#### [Directions for this task]
Collect all lines from the records below that include the word "message".

#### [Input records]

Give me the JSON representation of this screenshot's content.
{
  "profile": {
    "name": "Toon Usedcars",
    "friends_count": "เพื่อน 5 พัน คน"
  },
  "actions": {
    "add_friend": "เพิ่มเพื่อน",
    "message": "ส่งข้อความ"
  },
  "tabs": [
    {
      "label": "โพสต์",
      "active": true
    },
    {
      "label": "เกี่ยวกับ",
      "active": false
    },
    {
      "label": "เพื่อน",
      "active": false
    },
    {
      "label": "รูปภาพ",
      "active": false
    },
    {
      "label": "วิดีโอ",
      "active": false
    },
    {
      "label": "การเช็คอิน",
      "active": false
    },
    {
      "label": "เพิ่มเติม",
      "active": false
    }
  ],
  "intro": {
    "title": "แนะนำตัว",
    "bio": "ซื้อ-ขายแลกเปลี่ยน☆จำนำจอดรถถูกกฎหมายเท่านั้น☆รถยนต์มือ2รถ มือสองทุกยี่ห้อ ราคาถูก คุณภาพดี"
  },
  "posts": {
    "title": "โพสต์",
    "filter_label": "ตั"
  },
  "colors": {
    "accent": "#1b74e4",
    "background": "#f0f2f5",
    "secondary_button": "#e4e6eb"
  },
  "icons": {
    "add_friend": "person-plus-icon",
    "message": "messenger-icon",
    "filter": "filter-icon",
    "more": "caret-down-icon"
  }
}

#### [Expected answer]
    "message": "ส่งข้อความ"
    "message": "messenger-icon",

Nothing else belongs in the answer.